Element placement data:
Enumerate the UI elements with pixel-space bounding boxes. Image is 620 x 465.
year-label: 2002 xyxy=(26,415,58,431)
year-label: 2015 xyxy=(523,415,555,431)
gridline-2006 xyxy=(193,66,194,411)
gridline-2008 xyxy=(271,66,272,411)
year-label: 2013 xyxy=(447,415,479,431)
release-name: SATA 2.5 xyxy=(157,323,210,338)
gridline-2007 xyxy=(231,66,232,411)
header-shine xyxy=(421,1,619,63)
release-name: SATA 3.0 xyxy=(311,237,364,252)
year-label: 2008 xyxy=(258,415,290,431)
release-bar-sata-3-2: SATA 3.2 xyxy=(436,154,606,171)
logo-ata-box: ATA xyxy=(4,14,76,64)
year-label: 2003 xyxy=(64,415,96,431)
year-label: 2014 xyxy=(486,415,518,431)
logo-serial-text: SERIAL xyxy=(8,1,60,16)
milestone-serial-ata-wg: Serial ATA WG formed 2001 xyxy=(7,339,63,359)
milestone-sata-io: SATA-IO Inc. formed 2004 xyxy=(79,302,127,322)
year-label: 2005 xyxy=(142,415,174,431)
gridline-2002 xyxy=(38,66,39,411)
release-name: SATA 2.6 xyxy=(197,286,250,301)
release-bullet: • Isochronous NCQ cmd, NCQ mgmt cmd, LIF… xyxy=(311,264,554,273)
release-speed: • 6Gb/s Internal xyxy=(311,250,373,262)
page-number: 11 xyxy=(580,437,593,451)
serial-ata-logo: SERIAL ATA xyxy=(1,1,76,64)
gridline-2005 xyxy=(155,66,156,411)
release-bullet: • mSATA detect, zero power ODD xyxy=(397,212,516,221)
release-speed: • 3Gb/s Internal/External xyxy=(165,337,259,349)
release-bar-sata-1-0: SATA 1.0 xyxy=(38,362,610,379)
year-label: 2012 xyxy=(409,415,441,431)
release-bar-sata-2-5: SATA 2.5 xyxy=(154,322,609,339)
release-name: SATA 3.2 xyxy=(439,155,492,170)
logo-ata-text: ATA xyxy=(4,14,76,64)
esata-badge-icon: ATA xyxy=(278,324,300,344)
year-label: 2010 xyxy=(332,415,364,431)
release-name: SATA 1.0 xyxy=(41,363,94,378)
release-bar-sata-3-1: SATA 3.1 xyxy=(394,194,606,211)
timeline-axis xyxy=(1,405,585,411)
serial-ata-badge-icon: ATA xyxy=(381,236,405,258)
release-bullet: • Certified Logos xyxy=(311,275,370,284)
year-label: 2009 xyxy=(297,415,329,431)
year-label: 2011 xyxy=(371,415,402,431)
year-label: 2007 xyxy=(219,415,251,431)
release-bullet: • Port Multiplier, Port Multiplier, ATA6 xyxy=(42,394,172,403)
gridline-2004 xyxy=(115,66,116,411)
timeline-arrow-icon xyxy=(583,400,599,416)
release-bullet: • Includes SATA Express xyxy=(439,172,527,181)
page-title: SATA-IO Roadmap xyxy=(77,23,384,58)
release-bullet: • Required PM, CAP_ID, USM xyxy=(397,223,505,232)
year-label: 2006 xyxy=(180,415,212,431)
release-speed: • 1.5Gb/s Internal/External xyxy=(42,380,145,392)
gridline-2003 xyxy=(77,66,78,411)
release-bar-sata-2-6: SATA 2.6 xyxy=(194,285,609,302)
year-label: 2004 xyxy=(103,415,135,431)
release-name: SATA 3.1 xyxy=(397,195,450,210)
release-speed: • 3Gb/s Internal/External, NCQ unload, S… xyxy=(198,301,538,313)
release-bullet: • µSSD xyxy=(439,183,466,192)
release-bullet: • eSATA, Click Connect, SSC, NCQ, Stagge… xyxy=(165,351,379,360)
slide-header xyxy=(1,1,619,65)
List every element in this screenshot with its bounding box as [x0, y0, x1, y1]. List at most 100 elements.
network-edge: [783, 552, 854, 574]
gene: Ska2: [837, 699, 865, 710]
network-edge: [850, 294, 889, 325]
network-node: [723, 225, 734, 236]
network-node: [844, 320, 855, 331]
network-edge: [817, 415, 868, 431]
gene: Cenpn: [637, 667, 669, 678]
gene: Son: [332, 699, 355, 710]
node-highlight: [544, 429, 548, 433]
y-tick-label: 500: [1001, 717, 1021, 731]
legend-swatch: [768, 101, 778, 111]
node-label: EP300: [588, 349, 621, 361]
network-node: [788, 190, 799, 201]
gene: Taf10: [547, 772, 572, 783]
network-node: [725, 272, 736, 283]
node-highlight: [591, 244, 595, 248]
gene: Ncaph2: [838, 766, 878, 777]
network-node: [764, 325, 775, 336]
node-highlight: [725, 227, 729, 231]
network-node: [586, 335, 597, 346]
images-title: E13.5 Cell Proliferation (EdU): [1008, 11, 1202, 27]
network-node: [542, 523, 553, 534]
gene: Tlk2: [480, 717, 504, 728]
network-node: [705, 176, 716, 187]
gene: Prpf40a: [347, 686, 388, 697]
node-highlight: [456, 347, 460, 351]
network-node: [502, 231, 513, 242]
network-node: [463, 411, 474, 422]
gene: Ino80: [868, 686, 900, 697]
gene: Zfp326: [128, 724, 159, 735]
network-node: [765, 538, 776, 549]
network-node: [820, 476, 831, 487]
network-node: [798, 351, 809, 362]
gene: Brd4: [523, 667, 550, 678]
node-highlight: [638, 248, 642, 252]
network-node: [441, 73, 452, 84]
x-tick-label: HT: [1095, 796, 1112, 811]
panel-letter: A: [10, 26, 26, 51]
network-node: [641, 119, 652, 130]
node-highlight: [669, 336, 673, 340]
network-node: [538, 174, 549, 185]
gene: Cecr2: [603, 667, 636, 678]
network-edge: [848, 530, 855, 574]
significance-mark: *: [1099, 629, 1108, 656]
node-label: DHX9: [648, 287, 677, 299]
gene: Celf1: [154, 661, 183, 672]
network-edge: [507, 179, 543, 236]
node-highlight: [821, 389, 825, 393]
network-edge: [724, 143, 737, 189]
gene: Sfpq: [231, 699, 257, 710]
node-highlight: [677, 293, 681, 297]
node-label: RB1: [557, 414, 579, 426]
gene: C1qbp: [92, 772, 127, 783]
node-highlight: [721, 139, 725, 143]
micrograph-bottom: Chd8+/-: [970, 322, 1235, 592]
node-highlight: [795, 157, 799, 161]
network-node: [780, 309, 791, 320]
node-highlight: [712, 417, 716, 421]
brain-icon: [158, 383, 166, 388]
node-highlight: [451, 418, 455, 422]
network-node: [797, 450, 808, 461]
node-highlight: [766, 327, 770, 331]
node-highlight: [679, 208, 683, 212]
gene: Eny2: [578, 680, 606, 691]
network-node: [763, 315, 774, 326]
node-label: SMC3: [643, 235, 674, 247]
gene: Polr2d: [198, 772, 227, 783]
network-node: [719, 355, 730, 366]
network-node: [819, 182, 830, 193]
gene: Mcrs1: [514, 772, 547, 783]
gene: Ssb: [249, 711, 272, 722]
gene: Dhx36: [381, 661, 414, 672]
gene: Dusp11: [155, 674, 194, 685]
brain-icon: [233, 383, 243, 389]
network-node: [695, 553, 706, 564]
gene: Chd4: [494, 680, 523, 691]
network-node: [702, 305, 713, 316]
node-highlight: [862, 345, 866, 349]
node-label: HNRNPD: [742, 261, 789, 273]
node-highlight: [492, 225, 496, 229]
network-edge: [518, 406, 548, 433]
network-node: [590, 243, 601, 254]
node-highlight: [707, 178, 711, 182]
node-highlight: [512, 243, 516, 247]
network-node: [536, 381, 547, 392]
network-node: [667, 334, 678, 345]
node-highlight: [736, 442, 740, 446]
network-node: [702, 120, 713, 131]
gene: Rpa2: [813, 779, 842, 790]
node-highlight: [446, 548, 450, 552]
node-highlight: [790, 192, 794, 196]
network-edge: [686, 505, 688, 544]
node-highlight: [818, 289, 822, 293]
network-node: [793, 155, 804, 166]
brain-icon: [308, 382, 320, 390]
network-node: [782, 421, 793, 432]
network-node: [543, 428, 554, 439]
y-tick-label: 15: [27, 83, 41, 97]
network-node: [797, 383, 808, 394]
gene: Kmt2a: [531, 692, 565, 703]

Set task: Can you recast the stretch from the start of the records through the line containing "year-label: 2005 xyxy=(142,415,174,431)", inclusive, as a JSON list of strings with one string per line and blank lines omitted?

Expected answer:
[
  "Enumerate the UI elements with pixel-space bounding boxes. Image is 620 x 465.",
  "year-label: 2002 xyxy=(26,415,58,431)",
  "year-label: 2015 xyxy=(523,415,555,431)",
  "gridline-2006 xyxy=(193,66,194,411)",
  "gridline-2008 xyxy=(271,66,272,411)",
  "year-label: 2013 xyxy=(447,415,479,431)",
  "release-name: SATA 2.5 xyxy=(157,323,210,338)",
  "gridline-2007 xyxy=(231,66,232,411)",
  "header-shine xyxy=(421,1,619,63)",
  "release-name: SATA 3.0 xyxy=(311,237,364,252)",
  "year-label: 2008 xyxy=(258,415,290,431)",
  "release-bar-sata-3-2: SATA 3.2 xyxy=(436,154,606,171)",
  "logo-ata-box: ATA xyxy=(4,14,76,64)",
  "year-label: 2003 xyxy=(64,415,96,431)",
  "year-label: 2014 xyxy=(486,415,518,431)",
  "logo-serial-text: SERIAL xyxy=(8,1,60,16)",
  "milestone-serial-ata-wg: Serial ATA WG formed 2001 xyxy=(7,339,63,359)",
  "milestone-sata-io: SATA-IO Inc. formed 2004 xyxy=(79,302,127,322)",
  "year-label: 2005 xyxy=(142,415,174,431)"
]